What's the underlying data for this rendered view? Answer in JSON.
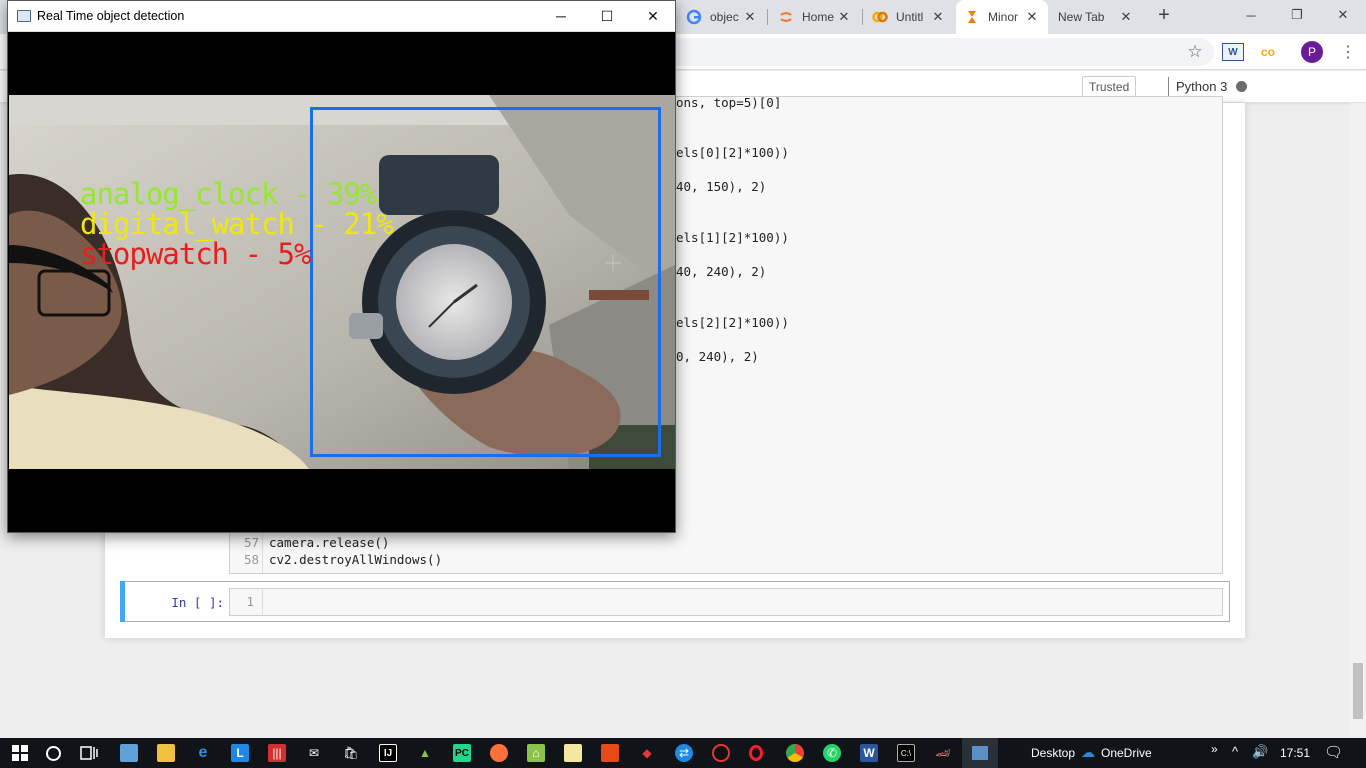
{
  "browser": {
    "tabs": [
      {
        "label": "objec",
        "favicon": "google-icon",
        "color": "#4285f4"
      },
      {
        "label": "Home",
        "favicon": "jupyter-icon",
        "color": "#f37726"
      },
      {
        "label": "Untitl",
        "favicon": "colab-icon",
        "color": "#f9ab00"
      },
      {
        "label": "Minor",
        "favicon": "hourglass-icon",
        "color": "#f57c00"
      },
      {
        "label": "New Tab",
        "favicon": "",
        "color": ""
      }
    ],
    "new_tab": "+",
    "window_controls": {
      "minimize": "─",
      "restore": "❐",
      "close": "✕"
    },
    "toolbar": {
      "star": "☆",
      "ext1": "W",
      "ext2": "co",
      "profile": "P",
      "menu": "⋮"
    }
  },
  "notebook": {
    "trusted_label": "Trusted",
    "kernel_name": "Python 3",
    "code_fragments": [
      {
        "text": "ons, top=5)[0]"
      },
      {
        "text": "els[0][2]*100))"
      },
      {
        "text": "40, 150), 2)"
      },
      {
        "text": "els[1][2]*100))"
      },
      {
        "text": "40, 240), 2)"
      },
      {
        "text": "els[2][2]*100))"
      },
      {
        "text": "0, 240), 2)"
      }
    ],
    "code_lines": [
      {
        "num": "57",
        "text": "camera.release()"
      },
      {
        "num": "58",
        "text": "cv2.destroyAllWindows()"
      }
    ],
    "empty_cell": {
      "prompt": "In [ ]:",
      "line_num": "1"
    }
  },
  "cv_window": {
    "title": "Real Time object detection",
    "controls": {
      "minimize": "─",
      "maximize": "☐",
      "close": "✕"
    },
    "detections": [
      {
        "label": "analog_clock - 39%",
        "color": "#96e632"
      },
      {
        "label": "digital_watch - 21%",
        "color": "#f0e614"
      },
      {
        "label": "stopwatch - 5%",
        "color": "#e81e1e"
      }
    ],
    "box_color": "#1a6fe8"
  },
  "taskbar": {
    "desktop_label": "Desktop",
    "onedrive_label": "OneDrive",
    "time": "17:51",
    "overflow": "»"
  }
}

=======

Identify the lines of the data that contain the word "favicon". Copy each of them.

        "favicon": "google-icon",
        "favicon": "jupyter-icon",
        "favicon": "colab-icon",
        "favicon": "hourglass-icon",
        "favicon": "",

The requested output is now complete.